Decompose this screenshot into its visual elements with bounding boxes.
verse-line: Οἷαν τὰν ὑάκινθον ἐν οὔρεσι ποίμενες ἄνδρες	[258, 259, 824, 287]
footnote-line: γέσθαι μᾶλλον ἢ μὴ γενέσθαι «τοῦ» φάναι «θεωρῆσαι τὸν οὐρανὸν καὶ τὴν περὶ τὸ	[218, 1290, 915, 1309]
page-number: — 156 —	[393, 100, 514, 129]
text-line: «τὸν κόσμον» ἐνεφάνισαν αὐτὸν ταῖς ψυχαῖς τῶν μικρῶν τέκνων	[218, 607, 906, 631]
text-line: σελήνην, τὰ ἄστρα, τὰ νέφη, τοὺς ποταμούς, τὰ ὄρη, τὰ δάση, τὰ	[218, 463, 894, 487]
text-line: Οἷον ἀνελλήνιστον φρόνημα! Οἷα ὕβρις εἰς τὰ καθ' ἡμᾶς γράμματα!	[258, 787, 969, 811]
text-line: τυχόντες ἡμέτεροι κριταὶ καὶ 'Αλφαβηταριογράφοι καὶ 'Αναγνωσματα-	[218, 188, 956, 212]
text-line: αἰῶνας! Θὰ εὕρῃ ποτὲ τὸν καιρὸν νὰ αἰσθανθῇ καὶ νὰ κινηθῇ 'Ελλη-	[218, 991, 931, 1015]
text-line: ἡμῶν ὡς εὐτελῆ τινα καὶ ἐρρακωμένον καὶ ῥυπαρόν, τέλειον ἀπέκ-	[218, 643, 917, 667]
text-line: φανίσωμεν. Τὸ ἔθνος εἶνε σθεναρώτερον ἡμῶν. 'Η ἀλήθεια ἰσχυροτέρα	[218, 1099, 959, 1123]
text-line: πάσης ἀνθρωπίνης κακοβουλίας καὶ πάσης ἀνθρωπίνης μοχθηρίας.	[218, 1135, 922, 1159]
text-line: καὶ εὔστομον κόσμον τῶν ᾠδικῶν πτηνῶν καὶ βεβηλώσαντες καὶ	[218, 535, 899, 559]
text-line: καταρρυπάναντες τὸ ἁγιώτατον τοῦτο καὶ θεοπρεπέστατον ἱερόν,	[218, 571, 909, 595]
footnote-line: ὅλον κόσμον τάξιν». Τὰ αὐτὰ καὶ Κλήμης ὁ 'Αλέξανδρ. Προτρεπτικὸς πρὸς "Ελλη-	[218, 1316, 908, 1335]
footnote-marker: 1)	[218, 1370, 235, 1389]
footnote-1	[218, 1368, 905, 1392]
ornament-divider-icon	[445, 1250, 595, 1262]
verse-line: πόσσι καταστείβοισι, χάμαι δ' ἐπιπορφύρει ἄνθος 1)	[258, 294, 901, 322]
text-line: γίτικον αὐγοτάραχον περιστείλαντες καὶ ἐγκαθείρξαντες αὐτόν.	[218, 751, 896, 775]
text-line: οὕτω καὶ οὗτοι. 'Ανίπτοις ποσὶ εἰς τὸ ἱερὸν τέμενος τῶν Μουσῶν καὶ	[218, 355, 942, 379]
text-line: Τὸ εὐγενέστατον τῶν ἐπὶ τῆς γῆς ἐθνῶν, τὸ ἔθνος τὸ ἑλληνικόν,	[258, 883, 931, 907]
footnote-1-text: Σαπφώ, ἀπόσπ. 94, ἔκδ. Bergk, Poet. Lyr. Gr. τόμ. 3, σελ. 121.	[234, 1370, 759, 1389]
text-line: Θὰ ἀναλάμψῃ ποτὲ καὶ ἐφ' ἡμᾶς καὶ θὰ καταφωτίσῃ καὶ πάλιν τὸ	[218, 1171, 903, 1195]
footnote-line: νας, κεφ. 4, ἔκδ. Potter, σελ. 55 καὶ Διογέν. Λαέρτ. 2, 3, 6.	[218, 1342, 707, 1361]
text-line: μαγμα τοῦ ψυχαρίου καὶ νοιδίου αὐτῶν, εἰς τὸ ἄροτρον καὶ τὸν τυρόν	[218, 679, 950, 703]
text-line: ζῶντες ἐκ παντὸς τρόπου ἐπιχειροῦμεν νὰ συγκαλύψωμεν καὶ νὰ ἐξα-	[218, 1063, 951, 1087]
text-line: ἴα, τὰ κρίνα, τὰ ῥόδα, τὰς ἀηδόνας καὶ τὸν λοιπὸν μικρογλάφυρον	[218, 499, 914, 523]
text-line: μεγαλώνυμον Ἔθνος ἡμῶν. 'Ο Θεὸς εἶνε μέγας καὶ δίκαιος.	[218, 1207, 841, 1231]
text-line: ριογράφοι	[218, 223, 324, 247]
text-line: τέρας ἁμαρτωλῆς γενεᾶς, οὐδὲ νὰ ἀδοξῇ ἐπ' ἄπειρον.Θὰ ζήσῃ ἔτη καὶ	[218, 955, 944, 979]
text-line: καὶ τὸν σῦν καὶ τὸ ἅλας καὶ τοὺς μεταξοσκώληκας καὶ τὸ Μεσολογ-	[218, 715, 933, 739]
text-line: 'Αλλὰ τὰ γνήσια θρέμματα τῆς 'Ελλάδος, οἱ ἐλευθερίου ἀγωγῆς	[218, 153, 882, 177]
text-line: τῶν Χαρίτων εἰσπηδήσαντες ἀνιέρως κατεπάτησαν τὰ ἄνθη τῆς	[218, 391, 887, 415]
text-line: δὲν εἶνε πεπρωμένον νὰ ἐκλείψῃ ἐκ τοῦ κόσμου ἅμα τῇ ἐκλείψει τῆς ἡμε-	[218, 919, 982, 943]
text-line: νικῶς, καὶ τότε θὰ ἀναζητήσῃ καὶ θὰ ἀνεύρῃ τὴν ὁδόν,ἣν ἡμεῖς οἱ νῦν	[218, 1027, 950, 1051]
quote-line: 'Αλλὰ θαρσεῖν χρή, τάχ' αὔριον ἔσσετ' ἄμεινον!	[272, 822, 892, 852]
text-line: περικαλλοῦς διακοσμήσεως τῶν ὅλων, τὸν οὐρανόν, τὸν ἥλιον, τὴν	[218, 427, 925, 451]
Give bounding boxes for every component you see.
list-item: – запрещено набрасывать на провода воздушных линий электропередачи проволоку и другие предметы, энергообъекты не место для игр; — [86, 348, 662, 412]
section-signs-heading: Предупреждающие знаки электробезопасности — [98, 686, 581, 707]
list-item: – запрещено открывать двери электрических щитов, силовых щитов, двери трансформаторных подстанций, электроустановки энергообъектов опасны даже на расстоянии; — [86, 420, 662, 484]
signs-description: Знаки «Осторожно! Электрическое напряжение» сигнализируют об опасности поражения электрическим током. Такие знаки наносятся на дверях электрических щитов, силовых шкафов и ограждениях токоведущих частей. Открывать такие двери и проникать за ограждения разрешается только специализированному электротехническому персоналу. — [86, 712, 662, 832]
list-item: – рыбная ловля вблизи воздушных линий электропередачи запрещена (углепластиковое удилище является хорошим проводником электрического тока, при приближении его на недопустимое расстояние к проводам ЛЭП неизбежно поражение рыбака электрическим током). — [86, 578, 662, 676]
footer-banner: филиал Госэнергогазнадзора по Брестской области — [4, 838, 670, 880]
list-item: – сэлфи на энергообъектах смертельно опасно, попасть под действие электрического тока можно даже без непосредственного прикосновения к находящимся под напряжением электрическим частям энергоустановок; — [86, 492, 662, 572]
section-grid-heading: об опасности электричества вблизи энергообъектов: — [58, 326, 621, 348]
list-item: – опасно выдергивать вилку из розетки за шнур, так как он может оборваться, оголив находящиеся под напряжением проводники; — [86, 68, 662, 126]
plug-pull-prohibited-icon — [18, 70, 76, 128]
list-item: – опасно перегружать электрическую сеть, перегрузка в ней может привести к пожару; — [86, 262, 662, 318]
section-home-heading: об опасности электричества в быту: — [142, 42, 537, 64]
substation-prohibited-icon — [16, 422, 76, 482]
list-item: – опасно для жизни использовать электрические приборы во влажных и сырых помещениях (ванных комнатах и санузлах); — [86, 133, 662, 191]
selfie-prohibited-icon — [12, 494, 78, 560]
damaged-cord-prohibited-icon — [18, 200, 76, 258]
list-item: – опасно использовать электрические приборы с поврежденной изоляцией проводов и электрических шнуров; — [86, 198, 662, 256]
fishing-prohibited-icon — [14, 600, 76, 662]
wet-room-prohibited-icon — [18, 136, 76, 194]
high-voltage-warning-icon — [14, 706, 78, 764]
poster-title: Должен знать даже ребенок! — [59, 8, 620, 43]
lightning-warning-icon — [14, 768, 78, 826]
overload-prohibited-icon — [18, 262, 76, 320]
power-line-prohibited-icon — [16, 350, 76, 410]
=-=-=-=-=
Required work – Write out the listing from its first line through the line containing "text-line: καταρρυπάναντες τὸ", with both ends included, reproducing every line without change.

Answer in full –
Decompose this screenshot into its visual elements with bounding boxes.
verse-line: Οἷαν τὰν ὑάκινθον ἐν οὔρεσι ποίμενες ἄνδρες	[258, 259, 824, 287]
footnote-line: γέσθαι μᾶλλον ἢ μὴ γενέσθαι «τοῦ» φάναι «θεωρῆσαι τὸν οὐρανὸν καὶ τὴν περὶ τὸ	[218, 1290, 915, 1309]
page-number: — 156 —	[393, 100, 514, 129]
text-line: «τὸν κόσμον» ἐνεφάνισαν αὐτὸν ταῖς ψυχαῖς τῶν μικρῶν τέκνων	[218, 607, 906, 631]
text-line: σελήνην, τὰ ἄστρα, τὰ νέφη, τοὺς ποταμούς, τὰ ὄρη, τὰ δάση, τὰ	[218, 463, 894, 487]
text-line: Οἷον ἀνελλήνιστον φρόνημα! Οἷα ὕβρις εἰς τὰ καθ' ἡμᾶς γράμματα!	[258, 787, 969, 811]
text-line: τυχόντες ἡμέτεροι κριταὶ καὶ 'Αλφαβηταριογράφοι καὶ 'Αναγνωσματα-	[218, 188, 956, 212]
text-line: αἰῶνας! Θὰ εὕρῃ ποτὲ τὸν καιρὸν νὰ αἰσθανθῇ καὶ νὰ κινηθῇ 'Ελλη-	[218, 991, 931, 1015]
text-line: ἡμῶν ὡς εὐτελῆ τινα καὶ ἐρρακωμένον καὶ ῥυπαρόν, τέλειον ἀπέκ-	[218, 643, 917, 667]
text-line: φανίσωμεν. Τὸ ἔθνος εἶνε σθεναρώτερον ἡμῶν. 'Η ἀλήθεια ἰσχυροτέρα	[218, 1099, 959, 1123]
text-line: πάσης ἀνθρωπίνης κακοβουλίας καὶ πάσης ἀνθρωπίνης μοχθηρίας.	[218, 1135, 922, 1159]
text-line: καὶ εὔστομον κόσμον τῶν ᾠδικῶν πτηνῶν καὶ βεβηλώσαντες καὶ	[218, 535, 899, 559]
text-line: καταρρυπάναντες τὸ ἁγιώτατον τοῦτο καὶ θεοπρεπέστατον ἱερόν,	[218, 571, 909, 595]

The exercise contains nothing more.